Entries

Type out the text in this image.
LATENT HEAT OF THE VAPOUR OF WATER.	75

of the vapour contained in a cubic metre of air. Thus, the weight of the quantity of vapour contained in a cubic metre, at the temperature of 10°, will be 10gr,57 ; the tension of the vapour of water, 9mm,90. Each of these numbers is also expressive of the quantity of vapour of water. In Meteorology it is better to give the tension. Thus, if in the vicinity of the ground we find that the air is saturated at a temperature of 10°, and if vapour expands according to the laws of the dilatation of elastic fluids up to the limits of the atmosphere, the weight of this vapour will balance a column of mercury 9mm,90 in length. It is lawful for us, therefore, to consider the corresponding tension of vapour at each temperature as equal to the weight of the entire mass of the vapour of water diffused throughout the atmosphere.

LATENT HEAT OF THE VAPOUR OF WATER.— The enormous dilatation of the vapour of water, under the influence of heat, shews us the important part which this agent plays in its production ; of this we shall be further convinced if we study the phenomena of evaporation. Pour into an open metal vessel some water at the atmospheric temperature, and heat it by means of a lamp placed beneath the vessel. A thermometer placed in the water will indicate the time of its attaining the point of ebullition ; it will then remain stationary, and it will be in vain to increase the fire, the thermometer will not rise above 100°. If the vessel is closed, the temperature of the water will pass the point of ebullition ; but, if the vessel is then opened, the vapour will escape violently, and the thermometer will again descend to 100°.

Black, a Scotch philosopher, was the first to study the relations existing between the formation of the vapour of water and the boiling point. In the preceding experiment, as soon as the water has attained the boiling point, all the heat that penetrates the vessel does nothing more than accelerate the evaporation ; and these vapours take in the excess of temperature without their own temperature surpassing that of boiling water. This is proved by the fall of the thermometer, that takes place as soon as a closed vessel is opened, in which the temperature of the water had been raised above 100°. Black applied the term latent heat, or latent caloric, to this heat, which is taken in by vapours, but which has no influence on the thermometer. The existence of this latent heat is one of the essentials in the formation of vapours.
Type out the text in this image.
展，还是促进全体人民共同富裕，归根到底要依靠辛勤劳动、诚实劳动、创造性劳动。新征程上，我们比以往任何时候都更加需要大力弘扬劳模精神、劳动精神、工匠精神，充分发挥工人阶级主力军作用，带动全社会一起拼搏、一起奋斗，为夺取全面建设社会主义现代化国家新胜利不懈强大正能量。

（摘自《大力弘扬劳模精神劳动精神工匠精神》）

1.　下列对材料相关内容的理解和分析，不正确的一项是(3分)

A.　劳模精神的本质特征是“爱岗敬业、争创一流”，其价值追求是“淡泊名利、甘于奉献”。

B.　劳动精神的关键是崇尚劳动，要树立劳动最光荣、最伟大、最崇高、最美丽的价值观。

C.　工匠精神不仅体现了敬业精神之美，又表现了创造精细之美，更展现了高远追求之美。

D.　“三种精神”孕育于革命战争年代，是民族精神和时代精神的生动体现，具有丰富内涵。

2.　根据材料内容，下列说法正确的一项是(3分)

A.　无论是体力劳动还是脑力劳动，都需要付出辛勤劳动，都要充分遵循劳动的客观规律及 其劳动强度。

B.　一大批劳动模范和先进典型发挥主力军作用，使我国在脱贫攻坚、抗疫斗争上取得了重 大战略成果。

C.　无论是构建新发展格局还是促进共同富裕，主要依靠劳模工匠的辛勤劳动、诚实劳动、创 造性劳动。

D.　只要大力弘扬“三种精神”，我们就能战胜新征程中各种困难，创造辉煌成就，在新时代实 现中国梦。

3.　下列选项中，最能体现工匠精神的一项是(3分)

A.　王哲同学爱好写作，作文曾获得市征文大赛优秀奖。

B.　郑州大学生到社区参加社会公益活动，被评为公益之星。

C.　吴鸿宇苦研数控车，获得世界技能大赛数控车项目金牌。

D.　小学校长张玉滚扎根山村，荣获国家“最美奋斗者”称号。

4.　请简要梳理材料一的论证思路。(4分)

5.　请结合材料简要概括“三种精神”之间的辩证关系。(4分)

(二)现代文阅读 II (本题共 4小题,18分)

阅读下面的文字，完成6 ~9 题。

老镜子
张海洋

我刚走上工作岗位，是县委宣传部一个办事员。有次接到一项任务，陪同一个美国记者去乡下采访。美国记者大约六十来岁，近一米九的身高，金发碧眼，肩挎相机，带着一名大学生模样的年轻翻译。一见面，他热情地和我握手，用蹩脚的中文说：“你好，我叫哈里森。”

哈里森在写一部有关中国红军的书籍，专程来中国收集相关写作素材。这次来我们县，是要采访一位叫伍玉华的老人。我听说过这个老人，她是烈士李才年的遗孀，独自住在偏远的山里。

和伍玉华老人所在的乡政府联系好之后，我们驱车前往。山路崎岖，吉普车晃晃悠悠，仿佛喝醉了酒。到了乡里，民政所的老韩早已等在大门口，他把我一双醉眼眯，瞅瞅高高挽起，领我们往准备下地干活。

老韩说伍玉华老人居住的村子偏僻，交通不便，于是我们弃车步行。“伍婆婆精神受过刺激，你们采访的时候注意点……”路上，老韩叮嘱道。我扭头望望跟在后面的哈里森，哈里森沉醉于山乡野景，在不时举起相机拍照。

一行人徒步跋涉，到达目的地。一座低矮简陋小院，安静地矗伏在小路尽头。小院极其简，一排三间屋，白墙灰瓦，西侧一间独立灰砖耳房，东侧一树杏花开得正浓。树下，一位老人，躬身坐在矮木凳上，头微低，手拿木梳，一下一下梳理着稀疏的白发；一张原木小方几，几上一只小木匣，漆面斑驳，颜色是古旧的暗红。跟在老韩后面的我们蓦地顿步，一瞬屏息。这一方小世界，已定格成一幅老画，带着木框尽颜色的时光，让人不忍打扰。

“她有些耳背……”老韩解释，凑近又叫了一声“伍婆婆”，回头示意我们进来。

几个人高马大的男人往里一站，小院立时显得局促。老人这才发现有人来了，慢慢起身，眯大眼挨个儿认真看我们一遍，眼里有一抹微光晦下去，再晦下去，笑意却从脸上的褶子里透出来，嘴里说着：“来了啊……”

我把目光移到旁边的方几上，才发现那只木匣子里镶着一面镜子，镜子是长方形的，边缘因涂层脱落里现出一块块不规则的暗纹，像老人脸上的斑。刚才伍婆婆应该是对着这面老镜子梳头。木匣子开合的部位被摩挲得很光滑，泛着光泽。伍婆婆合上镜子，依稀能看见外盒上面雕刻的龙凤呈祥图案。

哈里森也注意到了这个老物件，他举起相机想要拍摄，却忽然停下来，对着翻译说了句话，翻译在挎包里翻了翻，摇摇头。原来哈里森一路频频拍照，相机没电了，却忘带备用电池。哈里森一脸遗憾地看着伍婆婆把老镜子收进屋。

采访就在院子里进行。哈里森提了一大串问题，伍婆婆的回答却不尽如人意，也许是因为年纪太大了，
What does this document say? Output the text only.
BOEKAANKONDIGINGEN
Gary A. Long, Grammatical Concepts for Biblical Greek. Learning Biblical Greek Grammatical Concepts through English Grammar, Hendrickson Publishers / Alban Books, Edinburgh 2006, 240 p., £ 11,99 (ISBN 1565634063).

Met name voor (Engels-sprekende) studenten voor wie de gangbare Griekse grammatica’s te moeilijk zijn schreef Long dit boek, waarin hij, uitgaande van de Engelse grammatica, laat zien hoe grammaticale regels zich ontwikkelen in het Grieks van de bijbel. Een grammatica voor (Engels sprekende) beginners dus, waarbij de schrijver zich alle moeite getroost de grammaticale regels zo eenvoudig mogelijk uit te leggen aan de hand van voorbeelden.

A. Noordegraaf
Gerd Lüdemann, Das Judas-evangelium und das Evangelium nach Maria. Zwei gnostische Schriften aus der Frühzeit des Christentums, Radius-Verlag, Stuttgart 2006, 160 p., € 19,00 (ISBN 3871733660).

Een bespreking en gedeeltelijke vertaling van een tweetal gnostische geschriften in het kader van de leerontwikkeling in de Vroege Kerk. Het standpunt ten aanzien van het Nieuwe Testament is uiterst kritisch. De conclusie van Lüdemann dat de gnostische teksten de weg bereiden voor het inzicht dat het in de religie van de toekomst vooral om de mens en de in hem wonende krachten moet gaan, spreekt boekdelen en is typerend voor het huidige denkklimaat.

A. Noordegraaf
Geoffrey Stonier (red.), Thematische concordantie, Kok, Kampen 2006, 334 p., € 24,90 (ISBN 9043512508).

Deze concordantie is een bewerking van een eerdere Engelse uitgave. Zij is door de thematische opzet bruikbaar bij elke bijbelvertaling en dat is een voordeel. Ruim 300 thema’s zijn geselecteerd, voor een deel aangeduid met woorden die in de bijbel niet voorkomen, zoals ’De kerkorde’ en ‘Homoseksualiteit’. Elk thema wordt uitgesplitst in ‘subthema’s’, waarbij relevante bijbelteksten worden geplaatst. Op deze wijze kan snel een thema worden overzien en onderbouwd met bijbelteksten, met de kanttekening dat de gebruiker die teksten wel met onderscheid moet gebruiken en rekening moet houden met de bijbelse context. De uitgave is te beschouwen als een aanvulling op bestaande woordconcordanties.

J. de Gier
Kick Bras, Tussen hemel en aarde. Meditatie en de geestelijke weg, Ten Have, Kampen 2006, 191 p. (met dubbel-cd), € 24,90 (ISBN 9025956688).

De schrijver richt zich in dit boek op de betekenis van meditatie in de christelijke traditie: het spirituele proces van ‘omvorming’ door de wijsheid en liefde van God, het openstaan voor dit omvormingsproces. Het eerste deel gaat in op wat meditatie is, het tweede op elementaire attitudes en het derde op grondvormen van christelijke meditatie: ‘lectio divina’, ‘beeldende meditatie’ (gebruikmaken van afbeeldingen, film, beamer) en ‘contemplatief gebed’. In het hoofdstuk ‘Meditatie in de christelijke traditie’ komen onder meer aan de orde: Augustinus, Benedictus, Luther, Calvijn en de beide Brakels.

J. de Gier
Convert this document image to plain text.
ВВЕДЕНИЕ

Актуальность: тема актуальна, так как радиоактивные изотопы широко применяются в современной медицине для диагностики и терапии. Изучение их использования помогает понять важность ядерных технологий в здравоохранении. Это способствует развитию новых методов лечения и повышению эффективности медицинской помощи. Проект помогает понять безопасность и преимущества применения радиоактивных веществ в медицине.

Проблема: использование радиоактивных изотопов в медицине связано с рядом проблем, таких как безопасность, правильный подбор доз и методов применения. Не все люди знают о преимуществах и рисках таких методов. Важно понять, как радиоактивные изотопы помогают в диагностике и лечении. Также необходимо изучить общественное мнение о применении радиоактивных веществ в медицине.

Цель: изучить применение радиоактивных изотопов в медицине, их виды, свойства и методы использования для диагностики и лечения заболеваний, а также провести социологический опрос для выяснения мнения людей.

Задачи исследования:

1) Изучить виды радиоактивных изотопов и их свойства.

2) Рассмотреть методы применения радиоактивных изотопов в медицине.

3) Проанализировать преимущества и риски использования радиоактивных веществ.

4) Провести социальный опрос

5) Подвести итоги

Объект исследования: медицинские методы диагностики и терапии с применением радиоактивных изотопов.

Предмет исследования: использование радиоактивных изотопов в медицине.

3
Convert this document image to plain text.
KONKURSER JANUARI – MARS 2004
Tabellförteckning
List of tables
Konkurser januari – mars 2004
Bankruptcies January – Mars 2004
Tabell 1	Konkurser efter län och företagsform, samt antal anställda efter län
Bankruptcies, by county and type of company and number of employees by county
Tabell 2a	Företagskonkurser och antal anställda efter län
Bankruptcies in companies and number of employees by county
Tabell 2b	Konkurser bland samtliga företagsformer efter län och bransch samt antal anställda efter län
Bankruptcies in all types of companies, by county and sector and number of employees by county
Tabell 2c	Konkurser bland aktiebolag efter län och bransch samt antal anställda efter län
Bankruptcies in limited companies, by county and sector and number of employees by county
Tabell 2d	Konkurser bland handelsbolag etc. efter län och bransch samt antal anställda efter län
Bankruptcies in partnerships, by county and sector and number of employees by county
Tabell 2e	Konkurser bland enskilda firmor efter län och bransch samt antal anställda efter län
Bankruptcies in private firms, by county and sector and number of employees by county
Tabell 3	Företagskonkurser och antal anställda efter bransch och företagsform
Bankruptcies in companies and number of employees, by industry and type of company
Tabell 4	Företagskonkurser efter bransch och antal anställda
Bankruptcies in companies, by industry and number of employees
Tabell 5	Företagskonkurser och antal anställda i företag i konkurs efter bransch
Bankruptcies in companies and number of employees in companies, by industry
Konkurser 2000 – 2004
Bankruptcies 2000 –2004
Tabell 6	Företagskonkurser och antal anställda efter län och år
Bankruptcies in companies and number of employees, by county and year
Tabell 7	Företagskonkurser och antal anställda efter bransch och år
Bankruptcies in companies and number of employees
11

Problem description
Pick out the lines containing the word "sector" and show them.

Problem solution
Bankruptcies in all types of companies, by county and sector and number of employees by county
Bankruptcies in limited companies, by county and sector and number of employees by county
Bankruptcies in partnerships, by county and sector and number of employees by county
Bankruptcies in private firms, by county and sector and number of employees by county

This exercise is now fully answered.